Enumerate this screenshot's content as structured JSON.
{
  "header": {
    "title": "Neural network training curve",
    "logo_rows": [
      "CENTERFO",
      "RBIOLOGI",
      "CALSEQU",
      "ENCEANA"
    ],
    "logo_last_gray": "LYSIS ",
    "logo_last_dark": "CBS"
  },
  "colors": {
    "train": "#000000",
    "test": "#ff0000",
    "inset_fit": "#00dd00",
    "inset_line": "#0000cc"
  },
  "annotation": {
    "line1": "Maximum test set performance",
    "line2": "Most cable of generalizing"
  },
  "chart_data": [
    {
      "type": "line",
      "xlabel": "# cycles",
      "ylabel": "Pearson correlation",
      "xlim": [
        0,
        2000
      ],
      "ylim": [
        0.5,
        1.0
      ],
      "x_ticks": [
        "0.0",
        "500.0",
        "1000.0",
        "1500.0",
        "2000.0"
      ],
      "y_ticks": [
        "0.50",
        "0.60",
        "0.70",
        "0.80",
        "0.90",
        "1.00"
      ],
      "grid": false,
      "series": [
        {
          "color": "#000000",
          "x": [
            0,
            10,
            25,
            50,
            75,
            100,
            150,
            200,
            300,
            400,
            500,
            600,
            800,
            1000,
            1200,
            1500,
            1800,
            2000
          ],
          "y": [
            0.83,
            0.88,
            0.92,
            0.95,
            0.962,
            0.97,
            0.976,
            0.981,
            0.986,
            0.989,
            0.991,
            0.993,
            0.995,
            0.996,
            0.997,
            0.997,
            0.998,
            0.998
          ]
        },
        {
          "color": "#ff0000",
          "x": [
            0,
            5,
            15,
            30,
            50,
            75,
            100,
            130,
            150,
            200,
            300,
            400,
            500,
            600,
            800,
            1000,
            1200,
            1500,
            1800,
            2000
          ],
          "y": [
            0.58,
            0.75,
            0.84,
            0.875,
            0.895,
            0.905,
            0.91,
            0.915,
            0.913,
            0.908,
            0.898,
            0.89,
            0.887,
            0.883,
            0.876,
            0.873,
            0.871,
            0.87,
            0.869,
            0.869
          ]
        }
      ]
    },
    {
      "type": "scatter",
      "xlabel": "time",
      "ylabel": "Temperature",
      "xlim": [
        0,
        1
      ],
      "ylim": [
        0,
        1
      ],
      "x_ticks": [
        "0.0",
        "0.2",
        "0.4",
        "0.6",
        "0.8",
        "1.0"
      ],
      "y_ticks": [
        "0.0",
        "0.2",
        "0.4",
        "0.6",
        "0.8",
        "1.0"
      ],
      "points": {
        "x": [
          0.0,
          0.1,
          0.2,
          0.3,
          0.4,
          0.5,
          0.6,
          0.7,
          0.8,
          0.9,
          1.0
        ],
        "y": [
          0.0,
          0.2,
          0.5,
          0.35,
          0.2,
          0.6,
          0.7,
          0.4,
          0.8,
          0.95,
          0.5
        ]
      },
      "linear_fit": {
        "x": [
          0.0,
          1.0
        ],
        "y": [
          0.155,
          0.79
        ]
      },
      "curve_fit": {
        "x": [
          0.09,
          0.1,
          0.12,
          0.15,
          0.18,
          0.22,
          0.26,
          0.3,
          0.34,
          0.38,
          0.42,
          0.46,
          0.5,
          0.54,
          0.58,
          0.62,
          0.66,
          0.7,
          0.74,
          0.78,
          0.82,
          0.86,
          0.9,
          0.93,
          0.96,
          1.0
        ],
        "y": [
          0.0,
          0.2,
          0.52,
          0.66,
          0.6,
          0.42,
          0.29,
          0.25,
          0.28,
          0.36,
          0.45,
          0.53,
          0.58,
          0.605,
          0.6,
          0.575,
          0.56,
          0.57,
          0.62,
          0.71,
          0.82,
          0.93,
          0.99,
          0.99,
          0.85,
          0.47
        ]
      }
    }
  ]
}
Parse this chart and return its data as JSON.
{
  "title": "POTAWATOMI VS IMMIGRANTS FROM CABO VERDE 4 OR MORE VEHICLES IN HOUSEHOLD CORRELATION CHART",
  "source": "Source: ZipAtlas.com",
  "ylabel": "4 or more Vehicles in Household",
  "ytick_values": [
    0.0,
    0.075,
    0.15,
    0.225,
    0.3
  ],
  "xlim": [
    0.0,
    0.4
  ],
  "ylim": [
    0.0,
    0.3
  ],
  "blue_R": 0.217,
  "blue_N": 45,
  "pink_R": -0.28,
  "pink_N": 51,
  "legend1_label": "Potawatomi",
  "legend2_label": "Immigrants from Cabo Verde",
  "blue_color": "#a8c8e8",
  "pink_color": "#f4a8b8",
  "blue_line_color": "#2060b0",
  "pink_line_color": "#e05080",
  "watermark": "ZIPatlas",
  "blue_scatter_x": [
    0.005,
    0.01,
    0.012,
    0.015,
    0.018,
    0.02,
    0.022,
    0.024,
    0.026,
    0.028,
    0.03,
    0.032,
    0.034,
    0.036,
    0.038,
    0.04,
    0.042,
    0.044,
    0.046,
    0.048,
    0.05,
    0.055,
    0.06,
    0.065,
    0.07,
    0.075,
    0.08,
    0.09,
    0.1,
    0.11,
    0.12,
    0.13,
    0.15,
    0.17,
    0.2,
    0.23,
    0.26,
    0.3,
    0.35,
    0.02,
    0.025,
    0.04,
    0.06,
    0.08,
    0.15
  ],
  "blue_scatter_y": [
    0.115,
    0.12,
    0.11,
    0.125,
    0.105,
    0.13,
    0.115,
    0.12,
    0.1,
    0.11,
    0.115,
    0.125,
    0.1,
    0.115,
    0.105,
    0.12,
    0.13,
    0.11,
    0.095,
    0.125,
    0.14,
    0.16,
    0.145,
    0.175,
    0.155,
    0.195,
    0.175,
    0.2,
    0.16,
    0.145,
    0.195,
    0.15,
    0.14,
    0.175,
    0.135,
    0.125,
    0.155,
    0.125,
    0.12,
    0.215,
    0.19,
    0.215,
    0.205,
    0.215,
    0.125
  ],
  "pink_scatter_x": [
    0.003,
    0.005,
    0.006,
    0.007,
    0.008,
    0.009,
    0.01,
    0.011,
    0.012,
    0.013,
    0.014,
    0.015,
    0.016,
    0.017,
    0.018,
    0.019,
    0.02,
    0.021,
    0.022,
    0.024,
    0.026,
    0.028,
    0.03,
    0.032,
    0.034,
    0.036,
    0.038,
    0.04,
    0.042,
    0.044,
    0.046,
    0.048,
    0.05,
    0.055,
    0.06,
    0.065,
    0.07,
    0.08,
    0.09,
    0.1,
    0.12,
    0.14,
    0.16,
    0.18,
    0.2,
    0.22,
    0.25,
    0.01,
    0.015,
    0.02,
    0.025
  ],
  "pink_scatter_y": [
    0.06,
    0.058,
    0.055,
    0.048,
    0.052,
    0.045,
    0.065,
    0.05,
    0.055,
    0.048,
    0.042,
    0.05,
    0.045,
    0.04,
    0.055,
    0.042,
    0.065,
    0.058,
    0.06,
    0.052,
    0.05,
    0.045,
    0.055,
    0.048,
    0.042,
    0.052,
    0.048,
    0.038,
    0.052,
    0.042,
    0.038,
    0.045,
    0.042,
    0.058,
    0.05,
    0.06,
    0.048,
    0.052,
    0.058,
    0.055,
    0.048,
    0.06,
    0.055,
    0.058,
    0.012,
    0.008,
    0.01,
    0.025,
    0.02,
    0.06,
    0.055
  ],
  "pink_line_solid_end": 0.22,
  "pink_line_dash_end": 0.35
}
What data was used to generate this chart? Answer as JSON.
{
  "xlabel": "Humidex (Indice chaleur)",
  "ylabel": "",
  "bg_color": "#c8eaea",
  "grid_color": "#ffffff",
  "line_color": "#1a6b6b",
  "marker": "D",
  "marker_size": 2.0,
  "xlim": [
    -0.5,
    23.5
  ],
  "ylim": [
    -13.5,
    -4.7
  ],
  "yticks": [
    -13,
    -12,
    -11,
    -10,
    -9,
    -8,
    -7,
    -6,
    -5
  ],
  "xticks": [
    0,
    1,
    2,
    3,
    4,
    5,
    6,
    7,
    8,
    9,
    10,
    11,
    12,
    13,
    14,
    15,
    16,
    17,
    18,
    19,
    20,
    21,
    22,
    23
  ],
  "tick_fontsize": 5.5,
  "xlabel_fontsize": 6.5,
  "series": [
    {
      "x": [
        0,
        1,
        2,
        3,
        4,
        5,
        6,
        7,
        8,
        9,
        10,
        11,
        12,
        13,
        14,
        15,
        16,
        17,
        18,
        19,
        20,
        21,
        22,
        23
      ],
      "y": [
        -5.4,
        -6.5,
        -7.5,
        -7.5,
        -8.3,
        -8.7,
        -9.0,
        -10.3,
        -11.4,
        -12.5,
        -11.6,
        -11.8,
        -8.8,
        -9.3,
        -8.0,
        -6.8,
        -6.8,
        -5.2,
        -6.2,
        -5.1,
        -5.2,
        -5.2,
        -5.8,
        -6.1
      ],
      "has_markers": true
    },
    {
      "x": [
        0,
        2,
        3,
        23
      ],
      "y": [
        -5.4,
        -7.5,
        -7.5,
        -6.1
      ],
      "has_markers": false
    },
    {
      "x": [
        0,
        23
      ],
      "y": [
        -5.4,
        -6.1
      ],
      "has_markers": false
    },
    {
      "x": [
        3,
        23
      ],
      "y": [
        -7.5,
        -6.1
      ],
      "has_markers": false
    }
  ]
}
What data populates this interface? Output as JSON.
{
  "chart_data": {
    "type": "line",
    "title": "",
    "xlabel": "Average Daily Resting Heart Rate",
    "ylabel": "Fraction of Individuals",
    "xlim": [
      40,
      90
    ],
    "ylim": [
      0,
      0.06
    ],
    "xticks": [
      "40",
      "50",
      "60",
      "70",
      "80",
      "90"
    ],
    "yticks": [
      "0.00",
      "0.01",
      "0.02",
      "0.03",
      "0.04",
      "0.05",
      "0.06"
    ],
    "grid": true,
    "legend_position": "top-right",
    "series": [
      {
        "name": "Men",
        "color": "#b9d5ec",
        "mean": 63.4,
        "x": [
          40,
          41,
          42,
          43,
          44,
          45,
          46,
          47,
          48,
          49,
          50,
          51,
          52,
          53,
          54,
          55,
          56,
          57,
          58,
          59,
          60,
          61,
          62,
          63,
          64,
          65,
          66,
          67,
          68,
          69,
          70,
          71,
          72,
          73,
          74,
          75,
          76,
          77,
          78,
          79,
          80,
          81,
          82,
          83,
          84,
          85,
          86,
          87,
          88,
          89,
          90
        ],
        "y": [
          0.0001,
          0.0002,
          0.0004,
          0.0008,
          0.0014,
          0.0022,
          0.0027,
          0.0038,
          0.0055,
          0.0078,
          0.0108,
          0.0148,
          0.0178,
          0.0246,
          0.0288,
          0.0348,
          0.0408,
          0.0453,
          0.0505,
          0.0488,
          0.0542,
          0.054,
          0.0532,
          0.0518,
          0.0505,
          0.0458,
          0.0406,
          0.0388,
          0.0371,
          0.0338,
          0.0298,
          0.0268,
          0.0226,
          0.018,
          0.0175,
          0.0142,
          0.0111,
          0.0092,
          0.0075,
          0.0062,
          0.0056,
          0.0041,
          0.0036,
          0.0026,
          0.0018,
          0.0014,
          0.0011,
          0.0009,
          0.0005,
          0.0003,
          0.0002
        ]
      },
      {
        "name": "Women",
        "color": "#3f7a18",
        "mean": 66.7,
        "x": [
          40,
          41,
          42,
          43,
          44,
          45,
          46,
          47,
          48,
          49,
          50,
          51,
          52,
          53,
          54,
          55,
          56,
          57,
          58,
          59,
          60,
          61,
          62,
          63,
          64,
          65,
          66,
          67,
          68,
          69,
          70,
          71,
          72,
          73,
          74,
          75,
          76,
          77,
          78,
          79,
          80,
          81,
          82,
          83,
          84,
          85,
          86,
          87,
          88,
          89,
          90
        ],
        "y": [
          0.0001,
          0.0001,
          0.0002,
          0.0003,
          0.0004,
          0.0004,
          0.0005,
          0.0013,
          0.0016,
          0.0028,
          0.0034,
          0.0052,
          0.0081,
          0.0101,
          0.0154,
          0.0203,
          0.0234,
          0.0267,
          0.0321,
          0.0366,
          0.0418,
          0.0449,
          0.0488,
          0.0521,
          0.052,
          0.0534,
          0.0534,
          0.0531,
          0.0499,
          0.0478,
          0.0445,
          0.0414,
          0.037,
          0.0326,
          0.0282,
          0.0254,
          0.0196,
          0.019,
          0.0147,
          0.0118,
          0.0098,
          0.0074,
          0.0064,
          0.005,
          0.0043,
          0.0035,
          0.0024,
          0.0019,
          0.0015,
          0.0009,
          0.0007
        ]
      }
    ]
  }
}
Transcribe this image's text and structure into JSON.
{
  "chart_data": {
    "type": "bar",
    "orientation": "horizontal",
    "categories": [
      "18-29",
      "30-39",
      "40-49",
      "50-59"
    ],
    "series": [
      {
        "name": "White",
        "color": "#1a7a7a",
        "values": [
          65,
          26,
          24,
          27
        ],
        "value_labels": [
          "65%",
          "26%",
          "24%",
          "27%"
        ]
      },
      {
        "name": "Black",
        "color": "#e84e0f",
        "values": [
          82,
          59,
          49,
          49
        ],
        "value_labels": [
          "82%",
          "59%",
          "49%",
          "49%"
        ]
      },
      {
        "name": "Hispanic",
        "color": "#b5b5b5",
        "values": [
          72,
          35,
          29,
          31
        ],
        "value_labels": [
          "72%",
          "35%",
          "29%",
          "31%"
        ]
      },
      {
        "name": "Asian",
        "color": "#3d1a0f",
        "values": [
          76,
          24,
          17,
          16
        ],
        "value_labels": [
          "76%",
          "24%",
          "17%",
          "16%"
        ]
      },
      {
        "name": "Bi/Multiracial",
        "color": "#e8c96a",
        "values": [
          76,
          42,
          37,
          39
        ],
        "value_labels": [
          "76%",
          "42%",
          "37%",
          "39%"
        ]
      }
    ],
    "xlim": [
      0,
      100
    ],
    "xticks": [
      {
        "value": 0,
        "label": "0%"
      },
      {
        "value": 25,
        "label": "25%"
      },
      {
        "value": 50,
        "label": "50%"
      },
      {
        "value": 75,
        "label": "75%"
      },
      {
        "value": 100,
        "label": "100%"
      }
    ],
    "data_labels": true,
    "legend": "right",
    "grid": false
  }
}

***

WHAT TO WORK ON
Read the entries and pick out all lines that include the word "title".

WRITTEN REPLY
    "title": "Neural network training curve",
  "title": "POTAWATOMI VS IMMIGRANTS FROM CABO VERDE 4 OR MORE VEHICLES IN HOUSEHOLD CORRELATION CHART",
    "title": "",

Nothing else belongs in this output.